Copy out every line containing the word "underlying".

(Collection entries)

* * * * * * *

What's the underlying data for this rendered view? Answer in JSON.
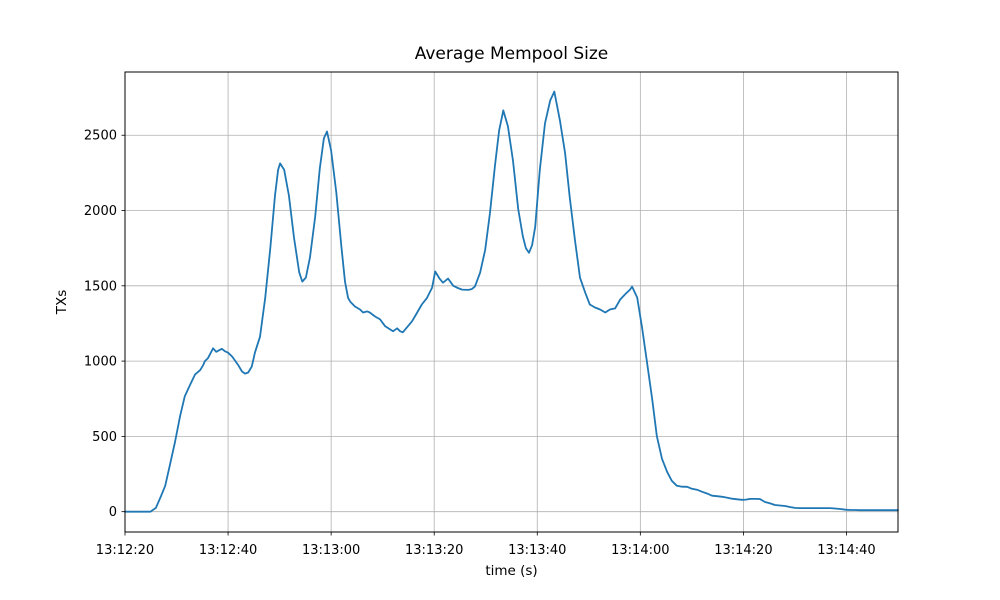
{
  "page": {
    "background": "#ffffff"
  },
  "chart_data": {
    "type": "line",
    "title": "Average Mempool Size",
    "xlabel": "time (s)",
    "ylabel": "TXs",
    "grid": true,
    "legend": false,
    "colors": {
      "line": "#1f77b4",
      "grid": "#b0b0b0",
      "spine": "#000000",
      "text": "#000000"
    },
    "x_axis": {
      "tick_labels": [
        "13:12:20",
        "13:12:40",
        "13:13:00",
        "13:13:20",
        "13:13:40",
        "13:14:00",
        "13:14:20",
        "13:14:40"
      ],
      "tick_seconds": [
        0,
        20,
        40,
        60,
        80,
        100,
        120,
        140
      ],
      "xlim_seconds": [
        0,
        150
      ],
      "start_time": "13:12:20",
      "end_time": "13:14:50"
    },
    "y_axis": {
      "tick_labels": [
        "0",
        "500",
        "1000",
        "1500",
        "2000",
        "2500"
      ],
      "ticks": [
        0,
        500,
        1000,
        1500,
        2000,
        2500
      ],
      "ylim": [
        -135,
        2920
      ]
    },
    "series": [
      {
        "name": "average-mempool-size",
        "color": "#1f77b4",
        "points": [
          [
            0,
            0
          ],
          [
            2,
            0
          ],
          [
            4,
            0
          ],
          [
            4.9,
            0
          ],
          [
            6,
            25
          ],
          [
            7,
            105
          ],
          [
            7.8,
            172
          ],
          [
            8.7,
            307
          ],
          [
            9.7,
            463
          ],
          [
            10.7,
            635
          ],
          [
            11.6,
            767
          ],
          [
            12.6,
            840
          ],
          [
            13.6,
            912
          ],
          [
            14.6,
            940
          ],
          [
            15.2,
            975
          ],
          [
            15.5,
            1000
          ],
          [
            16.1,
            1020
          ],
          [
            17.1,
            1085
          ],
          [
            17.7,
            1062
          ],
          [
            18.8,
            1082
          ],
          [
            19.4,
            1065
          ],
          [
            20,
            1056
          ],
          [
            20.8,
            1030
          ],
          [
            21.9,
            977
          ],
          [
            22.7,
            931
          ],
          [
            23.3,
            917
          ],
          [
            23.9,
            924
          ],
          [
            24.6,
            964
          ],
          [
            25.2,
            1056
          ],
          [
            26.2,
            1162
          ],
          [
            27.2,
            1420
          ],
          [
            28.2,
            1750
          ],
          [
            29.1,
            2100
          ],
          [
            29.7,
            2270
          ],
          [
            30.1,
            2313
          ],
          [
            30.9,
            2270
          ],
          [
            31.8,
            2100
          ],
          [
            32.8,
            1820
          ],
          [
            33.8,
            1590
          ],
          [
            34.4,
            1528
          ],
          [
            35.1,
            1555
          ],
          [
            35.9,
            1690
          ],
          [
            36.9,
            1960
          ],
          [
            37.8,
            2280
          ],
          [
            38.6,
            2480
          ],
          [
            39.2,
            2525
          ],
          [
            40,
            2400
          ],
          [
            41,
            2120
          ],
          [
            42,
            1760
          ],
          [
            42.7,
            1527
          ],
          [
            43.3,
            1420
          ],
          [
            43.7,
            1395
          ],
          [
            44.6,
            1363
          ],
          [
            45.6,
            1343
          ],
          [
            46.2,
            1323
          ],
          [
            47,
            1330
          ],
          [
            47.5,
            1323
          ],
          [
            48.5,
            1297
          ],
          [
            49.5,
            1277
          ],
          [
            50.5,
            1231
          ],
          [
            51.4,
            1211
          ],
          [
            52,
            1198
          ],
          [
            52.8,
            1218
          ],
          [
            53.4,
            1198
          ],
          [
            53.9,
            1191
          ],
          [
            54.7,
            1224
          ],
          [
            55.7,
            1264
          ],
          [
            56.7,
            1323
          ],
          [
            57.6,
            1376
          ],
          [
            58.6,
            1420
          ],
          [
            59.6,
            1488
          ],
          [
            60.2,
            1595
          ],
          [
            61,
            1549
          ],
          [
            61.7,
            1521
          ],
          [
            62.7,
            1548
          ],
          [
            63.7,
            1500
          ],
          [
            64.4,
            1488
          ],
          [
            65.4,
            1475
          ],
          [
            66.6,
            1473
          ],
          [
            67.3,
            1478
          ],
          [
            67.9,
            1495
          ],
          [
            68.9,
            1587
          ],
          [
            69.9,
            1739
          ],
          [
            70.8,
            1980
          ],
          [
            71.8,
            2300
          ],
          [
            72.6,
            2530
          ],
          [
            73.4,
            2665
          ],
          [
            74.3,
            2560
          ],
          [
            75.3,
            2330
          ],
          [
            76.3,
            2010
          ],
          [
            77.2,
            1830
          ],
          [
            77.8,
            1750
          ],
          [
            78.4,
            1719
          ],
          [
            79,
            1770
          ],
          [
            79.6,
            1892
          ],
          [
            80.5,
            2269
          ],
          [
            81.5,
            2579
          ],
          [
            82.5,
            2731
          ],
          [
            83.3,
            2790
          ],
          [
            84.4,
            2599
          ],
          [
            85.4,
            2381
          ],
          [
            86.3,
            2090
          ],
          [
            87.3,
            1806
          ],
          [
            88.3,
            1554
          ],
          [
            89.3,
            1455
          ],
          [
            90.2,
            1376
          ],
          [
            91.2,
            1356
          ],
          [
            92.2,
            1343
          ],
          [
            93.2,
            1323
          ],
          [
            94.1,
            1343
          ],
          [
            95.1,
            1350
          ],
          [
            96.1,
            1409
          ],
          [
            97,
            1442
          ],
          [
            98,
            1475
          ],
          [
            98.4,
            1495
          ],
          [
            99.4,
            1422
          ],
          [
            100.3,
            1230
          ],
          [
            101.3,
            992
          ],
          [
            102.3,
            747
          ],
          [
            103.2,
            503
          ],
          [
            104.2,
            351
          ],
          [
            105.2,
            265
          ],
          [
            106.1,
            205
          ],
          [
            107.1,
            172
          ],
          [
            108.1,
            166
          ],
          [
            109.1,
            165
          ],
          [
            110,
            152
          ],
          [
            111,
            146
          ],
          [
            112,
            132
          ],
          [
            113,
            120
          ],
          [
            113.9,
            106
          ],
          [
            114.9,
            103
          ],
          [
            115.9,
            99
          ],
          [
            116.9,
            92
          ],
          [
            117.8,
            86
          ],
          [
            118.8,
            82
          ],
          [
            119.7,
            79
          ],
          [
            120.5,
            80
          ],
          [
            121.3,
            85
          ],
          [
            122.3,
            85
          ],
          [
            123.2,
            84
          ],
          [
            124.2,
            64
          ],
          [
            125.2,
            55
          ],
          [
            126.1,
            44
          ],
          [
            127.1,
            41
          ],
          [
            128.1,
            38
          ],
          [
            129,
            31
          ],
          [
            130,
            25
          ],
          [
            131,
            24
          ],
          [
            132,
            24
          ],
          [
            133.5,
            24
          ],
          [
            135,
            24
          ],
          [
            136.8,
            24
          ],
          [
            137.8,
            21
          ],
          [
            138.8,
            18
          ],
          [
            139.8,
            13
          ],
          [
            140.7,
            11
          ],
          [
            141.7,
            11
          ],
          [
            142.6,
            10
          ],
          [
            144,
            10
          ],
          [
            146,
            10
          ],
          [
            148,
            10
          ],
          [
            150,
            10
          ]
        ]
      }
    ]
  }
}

* * * * * * *

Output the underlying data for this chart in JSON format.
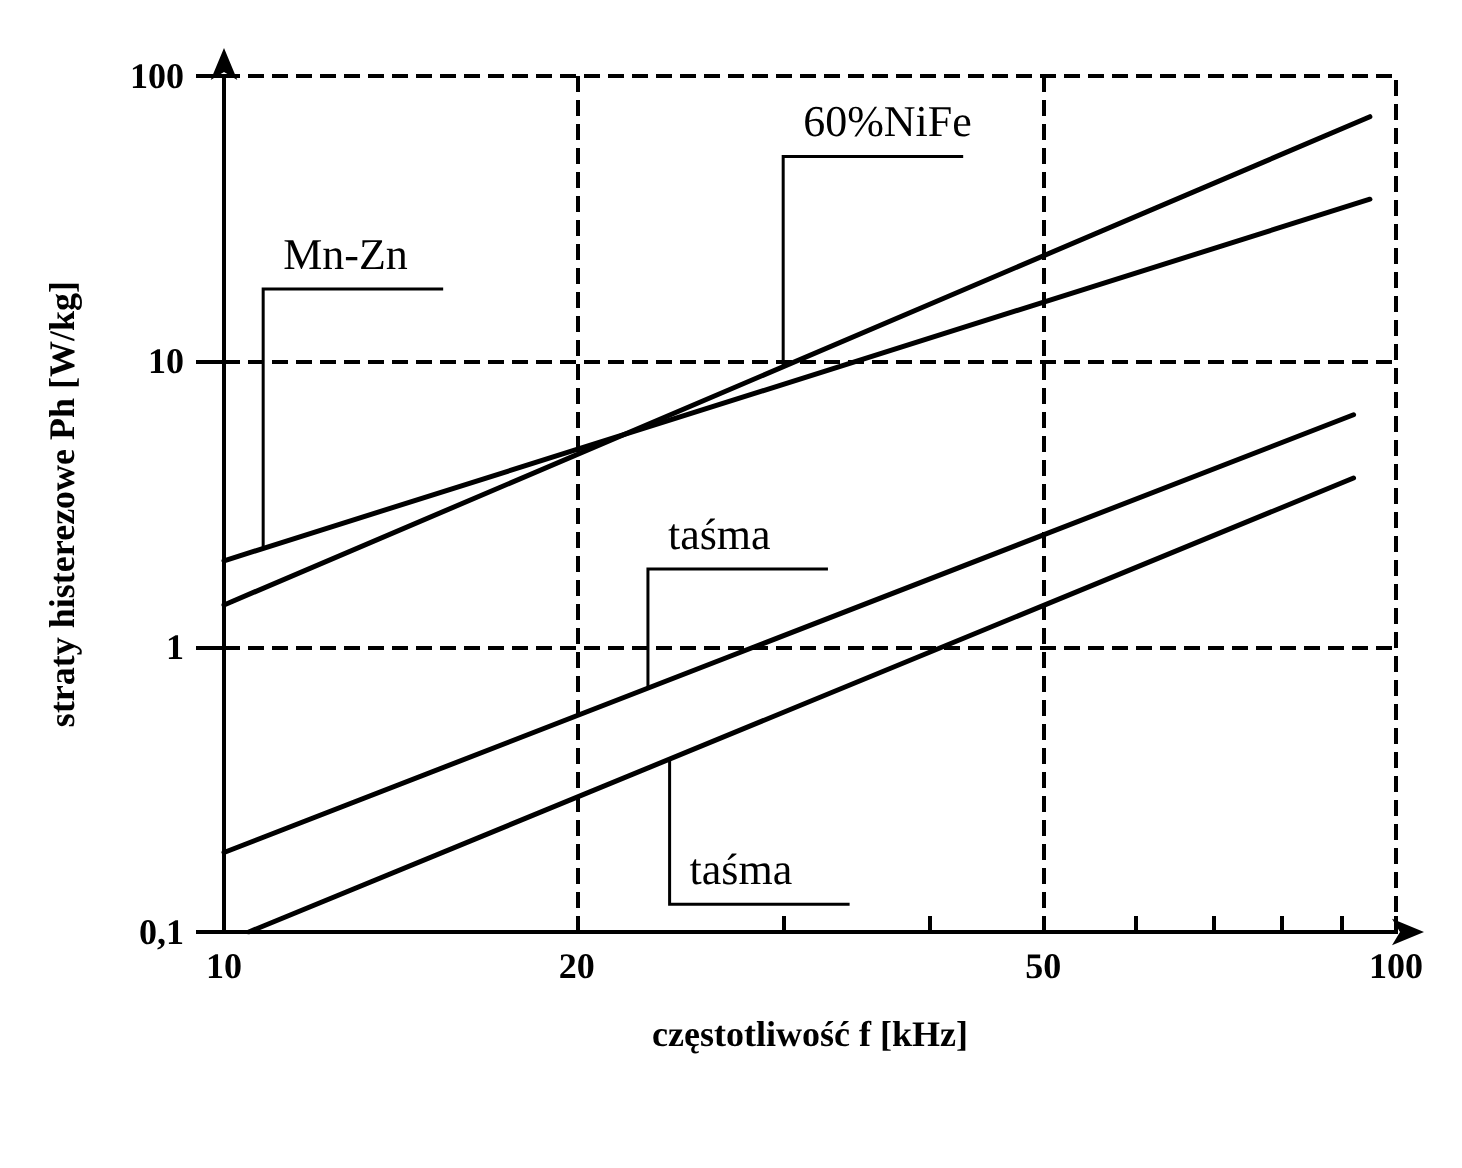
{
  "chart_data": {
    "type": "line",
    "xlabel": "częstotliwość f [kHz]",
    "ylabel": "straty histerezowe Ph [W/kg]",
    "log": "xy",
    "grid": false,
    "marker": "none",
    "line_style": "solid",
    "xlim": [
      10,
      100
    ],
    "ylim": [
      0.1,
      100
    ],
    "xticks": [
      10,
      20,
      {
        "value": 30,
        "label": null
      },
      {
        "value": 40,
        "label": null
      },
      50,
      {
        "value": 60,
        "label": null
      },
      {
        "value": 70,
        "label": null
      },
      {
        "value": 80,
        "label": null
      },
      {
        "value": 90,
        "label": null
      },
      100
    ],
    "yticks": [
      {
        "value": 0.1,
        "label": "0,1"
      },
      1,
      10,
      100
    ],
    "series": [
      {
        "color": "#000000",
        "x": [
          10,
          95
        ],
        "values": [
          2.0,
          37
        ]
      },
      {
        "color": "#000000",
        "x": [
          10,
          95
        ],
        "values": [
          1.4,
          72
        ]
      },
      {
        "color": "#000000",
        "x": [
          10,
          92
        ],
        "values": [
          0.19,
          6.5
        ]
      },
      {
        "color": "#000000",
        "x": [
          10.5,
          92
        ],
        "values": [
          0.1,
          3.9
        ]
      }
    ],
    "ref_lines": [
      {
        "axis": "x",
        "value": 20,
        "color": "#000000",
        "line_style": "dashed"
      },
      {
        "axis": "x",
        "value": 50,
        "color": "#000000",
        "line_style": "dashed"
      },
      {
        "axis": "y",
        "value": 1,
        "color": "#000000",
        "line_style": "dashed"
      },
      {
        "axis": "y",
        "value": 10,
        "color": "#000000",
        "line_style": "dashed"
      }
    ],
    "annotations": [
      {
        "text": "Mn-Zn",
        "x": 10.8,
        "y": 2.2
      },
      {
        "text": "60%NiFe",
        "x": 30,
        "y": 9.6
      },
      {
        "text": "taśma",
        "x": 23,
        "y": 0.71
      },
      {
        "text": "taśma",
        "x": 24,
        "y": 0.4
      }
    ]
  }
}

* * * * * * *

(Task response)
What's the underlying data for this rendered view? Answer in JSON.
Output the underlying data for this chart in JSON format.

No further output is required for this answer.